**Aim of the exercise**
Among the entries below, find the lines with "type" and copy them.
───
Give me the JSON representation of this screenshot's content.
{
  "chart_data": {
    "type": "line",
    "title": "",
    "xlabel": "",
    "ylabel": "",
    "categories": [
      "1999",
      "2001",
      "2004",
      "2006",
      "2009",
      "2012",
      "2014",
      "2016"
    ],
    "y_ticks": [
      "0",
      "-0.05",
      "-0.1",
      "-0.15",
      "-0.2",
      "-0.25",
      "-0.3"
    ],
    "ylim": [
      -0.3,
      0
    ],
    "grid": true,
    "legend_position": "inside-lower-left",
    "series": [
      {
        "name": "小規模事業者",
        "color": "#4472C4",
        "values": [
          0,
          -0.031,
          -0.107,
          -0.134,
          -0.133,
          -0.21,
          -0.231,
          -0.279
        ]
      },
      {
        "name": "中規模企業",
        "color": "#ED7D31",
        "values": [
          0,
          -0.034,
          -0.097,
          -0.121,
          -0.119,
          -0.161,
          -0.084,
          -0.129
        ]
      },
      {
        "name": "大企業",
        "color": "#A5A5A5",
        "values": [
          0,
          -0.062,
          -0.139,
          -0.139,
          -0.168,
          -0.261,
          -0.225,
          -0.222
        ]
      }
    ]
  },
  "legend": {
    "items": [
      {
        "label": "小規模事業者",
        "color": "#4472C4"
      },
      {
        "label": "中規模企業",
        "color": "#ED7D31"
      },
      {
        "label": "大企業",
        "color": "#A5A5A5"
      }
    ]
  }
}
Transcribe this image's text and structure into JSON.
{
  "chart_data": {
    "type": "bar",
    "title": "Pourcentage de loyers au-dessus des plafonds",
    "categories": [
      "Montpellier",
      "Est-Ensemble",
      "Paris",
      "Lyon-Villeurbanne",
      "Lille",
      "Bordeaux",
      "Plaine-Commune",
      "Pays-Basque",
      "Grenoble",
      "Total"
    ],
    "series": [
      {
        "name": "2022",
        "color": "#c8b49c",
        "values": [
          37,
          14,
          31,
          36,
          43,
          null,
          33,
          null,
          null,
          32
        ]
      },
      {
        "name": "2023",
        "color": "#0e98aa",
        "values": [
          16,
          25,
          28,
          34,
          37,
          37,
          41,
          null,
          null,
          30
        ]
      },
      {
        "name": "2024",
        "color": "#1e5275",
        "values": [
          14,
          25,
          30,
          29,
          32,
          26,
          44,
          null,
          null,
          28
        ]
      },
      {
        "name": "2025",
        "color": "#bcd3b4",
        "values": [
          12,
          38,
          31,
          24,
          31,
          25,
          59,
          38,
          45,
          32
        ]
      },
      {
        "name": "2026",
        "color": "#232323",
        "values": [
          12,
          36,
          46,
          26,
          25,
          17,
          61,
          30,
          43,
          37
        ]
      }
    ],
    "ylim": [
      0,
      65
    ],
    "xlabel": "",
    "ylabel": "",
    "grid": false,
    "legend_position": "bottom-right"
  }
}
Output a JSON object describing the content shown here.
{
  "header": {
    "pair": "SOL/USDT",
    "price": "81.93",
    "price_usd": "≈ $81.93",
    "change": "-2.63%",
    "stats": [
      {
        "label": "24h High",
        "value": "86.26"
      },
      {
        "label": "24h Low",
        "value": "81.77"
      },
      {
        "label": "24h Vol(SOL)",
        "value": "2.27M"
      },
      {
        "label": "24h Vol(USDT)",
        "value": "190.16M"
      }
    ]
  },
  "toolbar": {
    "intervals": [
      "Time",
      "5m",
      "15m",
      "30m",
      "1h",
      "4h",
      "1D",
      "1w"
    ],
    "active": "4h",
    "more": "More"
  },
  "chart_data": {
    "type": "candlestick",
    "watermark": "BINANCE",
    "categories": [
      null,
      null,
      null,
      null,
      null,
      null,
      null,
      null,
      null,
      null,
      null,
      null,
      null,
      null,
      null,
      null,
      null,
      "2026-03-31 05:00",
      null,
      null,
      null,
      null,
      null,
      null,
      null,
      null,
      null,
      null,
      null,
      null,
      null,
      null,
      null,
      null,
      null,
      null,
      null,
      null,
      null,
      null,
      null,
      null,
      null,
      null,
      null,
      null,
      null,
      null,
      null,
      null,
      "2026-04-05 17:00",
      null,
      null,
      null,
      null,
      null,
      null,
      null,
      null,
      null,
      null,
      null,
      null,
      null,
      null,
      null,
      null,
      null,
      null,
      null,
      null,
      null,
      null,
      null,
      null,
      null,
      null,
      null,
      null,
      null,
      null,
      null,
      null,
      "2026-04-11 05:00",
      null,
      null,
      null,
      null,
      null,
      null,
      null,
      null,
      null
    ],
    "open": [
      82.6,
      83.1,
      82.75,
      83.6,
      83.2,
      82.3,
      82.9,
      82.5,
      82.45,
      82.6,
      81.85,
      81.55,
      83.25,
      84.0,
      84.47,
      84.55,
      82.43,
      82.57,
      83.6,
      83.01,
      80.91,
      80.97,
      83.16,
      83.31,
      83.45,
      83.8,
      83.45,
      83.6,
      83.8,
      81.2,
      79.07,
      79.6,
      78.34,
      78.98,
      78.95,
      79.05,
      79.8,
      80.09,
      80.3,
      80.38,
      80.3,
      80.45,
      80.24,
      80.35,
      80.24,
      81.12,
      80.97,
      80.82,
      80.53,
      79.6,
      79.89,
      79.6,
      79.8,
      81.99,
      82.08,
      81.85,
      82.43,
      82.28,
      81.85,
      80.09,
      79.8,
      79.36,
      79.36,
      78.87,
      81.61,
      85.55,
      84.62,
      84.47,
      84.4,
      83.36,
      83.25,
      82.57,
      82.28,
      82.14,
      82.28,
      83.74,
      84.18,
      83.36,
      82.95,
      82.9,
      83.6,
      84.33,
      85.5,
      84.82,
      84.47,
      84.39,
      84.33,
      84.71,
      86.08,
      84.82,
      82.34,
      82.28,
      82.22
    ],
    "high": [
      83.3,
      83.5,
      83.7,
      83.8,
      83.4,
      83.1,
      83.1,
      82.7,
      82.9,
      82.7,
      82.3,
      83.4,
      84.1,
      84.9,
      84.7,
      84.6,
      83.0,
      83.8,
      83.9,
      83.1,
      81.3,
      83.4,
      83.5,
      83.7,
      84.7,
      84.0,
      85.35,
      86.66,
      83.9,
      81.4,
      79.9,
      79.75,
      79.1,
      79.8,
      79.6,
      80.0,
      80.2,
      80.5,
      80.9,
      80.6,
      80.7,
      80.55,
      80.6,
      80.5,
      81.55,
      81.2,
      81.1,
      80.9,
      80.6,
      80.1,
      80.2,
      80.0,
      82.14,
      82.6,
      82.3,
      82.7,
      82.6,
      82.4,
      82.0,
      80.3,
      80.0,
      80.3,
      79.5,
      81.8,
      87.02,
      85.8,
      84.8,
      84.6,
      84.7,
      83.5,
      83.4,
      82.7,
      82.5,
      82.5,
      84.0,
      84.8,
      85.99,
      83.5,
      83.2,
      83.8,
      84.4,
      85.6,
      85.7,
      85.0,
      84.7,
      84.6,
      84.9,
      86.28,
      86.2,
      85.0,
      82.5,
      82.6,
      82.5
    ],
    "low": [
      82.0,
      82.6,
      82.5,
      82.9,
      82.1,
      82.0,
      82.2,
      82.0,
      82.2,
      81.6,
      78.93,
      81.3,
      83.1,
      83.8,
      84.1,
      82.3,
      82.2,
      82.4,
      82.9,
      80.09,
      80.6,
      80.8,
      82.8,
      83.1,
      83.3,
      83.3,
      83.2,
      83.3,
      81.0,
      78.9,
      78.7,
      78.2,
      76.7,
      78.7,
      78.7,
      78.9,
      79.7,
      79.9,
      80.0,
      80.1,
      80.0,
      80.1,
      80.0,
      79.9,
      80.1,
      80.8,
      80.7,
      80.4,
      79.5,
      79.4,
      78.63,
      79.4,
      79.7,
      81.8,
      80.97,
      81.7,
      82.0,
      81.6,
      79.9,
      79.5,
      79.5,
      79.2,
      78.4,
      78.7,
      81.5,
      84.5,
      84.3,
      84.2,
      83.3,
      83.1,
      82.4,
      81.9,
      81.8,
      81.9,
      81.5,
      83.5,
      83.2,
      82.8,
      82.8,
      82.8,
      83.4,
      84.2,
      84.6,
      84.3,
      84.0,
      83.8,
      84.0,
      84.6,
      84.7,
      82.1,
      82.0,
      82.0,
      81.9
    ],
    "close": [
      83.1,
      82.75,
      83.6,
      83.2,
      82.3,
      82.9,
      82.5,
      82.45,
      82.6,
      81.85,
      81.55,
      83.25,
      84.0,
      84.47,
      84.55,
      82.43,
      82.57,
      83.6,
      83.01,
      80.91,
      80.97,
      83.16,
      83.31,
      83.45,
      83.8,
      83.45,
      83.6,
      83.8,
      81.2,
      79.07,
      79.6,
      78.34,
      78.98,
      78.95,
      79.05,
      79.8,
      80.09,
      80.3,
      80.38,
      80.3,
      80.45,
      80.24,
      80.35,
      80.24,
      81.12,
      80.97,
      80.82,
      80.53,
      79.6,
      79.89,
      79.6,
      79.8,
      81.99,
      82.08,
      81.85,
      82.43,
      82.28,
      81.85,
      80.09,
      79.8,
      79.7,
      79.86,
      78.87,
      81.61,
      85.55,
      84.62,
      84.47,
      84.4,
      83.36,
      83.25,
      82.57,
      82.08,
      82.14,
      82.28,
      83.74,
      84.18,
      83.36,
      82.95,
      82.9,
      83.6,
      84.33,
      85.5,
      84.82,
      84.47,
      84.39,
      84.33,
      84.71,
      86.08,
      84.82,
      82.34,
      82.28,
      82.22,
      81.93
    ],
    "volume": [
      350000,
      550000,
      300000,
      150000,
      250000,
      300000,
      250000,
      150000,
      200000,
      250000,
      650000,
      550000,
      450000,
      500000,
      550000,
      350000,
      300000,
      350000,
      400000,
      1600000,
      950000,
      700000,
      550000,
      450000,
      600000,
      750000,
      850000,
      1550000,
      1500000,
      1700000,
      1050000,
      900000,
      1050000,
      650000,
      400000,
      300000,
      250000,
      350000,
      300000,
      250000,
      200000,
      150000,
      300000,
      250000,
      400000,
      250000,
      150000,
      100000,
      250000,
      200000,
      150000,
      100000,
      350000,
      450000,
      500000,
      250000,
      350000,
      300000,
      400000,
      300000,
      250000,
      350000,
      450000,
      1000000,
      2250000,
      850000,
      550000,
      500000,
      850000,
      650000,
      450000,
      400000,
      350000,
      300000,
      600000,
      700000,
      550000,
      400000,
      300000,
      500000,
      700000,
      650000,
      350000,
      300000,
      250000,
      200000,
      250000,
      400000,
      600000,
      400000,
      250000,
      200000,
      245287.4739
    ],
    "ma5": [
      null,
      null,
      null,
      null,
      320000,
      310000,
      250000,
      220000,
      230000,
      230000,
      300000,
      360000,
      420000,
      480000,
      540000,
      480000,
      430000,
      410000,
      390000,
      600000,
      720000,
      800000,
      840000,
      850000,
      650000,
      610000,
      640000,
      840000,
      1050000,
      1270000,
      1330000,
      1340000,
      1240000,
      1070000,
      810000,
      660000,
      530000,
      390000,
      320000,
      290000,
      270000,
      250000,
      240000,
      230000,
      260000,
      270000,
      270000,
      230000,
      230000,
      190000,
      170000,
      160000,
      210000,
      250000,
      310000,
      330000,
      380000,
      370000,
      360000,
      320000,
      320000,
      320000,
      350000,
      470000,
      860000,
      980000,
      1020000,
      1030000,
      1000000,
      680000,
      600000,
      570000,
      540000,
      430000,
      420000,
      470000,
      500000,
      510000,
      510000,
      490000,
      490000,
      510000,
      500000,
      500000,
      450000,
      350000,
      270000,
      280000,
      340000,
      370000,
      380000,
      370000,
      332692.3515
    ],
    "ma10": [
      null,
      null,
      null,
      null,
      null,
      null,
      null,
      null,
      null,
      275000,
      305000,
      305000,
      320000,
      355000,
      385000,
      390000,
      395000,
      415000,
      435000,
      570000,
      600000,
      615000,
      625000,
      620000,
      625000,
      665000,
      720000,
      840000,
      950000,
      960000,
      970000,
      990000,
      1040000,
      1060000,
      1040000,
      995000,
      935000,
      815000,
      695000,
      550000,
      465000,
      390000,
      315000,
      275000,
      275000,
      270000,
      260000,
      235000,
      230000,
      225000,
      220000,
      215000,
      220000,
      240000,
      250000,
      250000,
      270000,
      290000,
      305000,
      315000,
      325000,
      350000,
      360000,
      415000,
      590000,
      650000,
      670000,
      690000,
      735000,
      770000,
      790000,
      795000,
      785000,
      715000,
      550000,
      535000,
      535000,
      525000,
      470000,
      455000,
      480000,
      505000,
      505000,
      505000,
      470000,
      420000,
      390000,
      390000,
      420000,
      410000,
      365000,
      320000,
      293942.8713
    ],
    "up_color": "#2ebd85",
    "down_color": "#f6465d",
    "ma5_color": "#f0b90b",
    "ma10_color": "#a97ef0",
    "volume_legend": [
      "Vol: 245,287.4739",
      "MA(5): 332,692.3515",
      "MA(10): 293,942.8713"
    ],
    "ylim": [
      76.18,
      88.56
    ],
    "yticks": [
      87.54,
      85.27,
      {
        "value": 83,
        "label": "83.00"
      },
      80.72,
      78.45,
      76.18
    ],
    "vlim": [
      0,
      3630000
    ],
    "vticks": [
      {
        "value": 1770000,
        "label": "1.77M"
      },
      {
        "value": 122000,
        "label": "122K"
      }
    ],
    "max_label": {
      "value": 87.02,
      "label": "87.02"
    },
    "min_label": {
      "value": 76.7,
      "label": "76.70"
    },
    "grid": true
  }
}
───
**Complete response**
    "type": "line",
    "type": "bar",
    "type": "candlestick",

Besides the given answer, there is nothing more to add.